EXERCISE INSTRUCTIONS:
Reproduce the data exactly and drop any pictures it holds.

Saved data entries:
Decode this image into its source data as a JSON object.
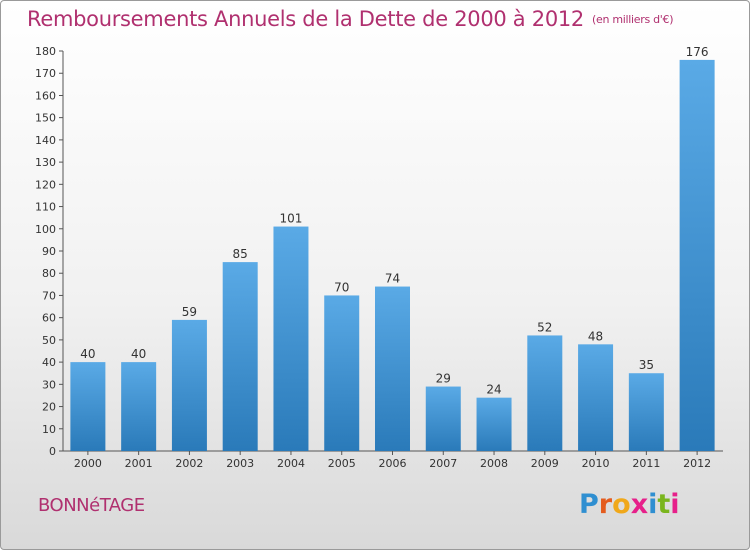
{
  "header": {
    "title": "Remboursements Annuels de la Dette de 2000 à 2012",
    "subtitle": "(en milliers d'€)"
  },
  "footer": {
    "commune": "BONNéTAGE",
    "logo_text": "Proxiti"
  },
  "colors": {
    "title": "#b0306f",
    "bar_top": "#5aaae6",
    "bar_bottom": "#2a7ab9",
    "logo": [
      "#2f8fd1",
      "#e45c1e",
      "#f0a81a",
      "#e6208a",
      "#2f8fd1",
      "#7ab51d",
      "#e6208a"
    ]
  },
  "chart_data": {
    "type": "bar",
    "categories": [
      "2000",
      "2001",
      "2002",
      "2003",
      "2004",
      "2005",
      "2006",
      "2007",
      "2008",
      "2009",
      "2010",
      "2011",
      "2012"
    ],
    "values": [
      40,
      40,
      59,
      85,
      101,
      70,
      74,
      29,
      24,
      52,
      48,
      35,
      176
    ],
    "title": "Remboursements Annuels de la Dette de 2000 à 2012",
    "xlabel": "",
    "ylabel": "",
    "ylim": [
      0,
      180
    ],
    "yticks": [
      0,
      10,
      20,
      30,
      40,
      50,
      60,
      70,
      80,
      90,
      100,
      110,
      120,
      130,
      140,
      150,
      160,
      170,
      180
    ],
    "grid": false,
    "legend": "none"
  }
}
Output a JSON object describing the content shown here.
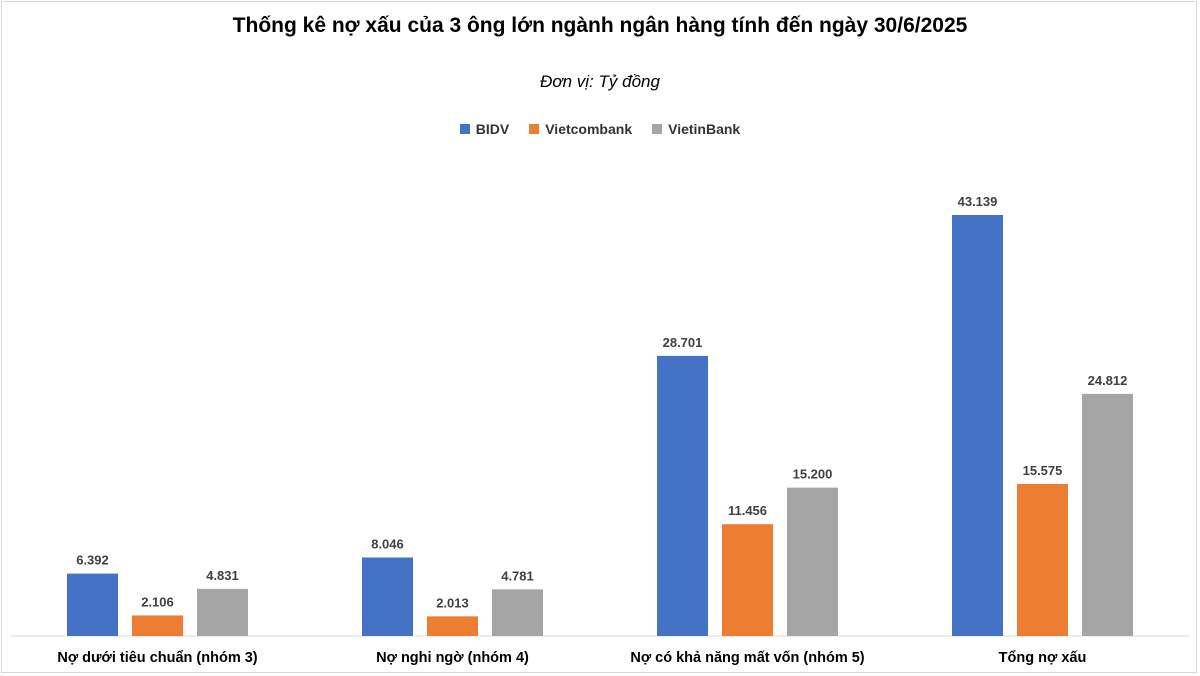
{
  "chart_data": {
    "type": "bar",
    "title": "Thống kê nợ xấu của 3 ông lớn ngành ngân hàng tính đến ngày 30/6/2025",
    "subtitle": "Đơn vị: Tỷ đồng",
    "categories": [
      "Nợ dưới tiêu chuẩn (nhóm 3)",
      "Nợ nghi ngờ (nhóm 4)",
      "Nợ có khả năng mất vốn (nhóm 5)",
      "Tổng nợ xấu"
    ],
    "series": [
      {
        "name": "BIDV",
        "color": "#4472c4",
        "values": [
          6392,
          8046,
          28701,
          43139
        ],
        "labels": [
          "6.392",
          "8.046",
          "28.701",
          "43.139"
        ]
      },
      {
        "name": "Vietcombank",
        "color": "#ed7d31",
        "values": [
          2106,
          2013,
          11456,
          15575
        ],
        "labels": [
          "2.106",
          "2.013",
          "11.456",
          "15.575"
        ]
      },
      {
        "name": "VietinBank",
        "color": "#a5a5a5",
        "values": [
          4831,
          4781,
          15200,
          24812
        ],
        "labels": [
          "4.831",
          "4.781",
          "15.200",
          "24.812"
        ]
      }
    ],
    "ylim": [
      0,
      45000
    ],
    "grid": false,
    "legend_position": "top"
  }
}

FULL SOLUTION:
Decode this image into its source data as a JSON object.
{
  "header": {
    "title": "Remboursements Annuels de la Dette de 2000 à 2012",
    "subtitle": "(en milliers d'€)"
  },
  "footer": {
    "commune": "BONNéTAGE",
    "logo_text": "Proxiti"
  },
  "colors": {
    "title": "#b0306f",
    "bar_top": "#5aaae6",
    "bar_bottom": "#2a7ab9",
    "logo": [
      "#2f8fd1",
      "#e45c1e",
      "#f0a81a",
      "#e6208a",
      "#2f8fd1",
      "#7ab51d",
      "#e6208a"
    ]
  },
  "chart_data": {
    "type": "bar",
    "categories": [
      "2000",
      "2001",
      "2002",
      "2003",
      "2004",
      "2005",
      "2006",
      "2007",
      "2008",
      "2009",
      "2010",
      "2011",
      "2012"
    ],
    "values": [
      40,
      40,
      59,
      85,
      101,
      70,
      74,
      29,
      24,
      52,
      48,
      35,
      176
    ],
    "title": "Remboursements Annuels de la Dette de 2000 à 2012",
    "xlabel": "",
    "ylabel": "",
    "ylim": [
      0,
      180
    ],
    "yticks": [
      0,
      10,
      20,
      30,
      40,
      50,
      60,
      70,
      80,
      90,
      100,
      110,
      120,
      130,
      140,
      150,
      160,
      170,
      180
    ],
    "grid": false,
    "legend": "none"
  }
}
Output a JSON object describing the content shown here.
{
  "chart_data": {
    "type": "bar",
    "title": "Thống kê nợ xấu của 3 ông lớn ngành ngân hàng tính đến ngày 30/6/2025",
    "subtitle": "Đơn vị: Tỷ đồng",
    "categories": [
      "Nợ dưới tiêu chuẩn (nhóm 3)",
      "Nợ nghi ngờ (nhóm 4)",
      "Nợ có khả năng mất vốn (nhóm 5)",
      "Tổng nợ xấu"
    ],
    "series": [
      {
        "name": "BIDV",
        "color": "#4472c4",
        "values": [
          6392,
          8046,
          28701,
          43139
        ],
        "labels": [
          "6.392",
          "8.046",
          "28.701",
          "43.139"
        ]
      },
      {
        "name": "Vietcombank",
        "color": "#ed7d31",
        "values": [
          2106,
          2013,
          11456,
          15575
        ],
        "labels": [
          "2.106",
          "2.013",
          "11.456",
          "15.575"
        ]
      },
      {
        "name": "VietinBank",
        "color": "#a5a5a5",
        "values": [
          4831,
          4781,
          15200,
          24812
        ],
        "labels": [
          "4.831",
          "4.781",
          "15.200",
          "24.812"
        ]
      }
    ],
    "ylim": [
      0,
      45000
    ],
    "grid": false,
    "legend_position": "top"
  }
}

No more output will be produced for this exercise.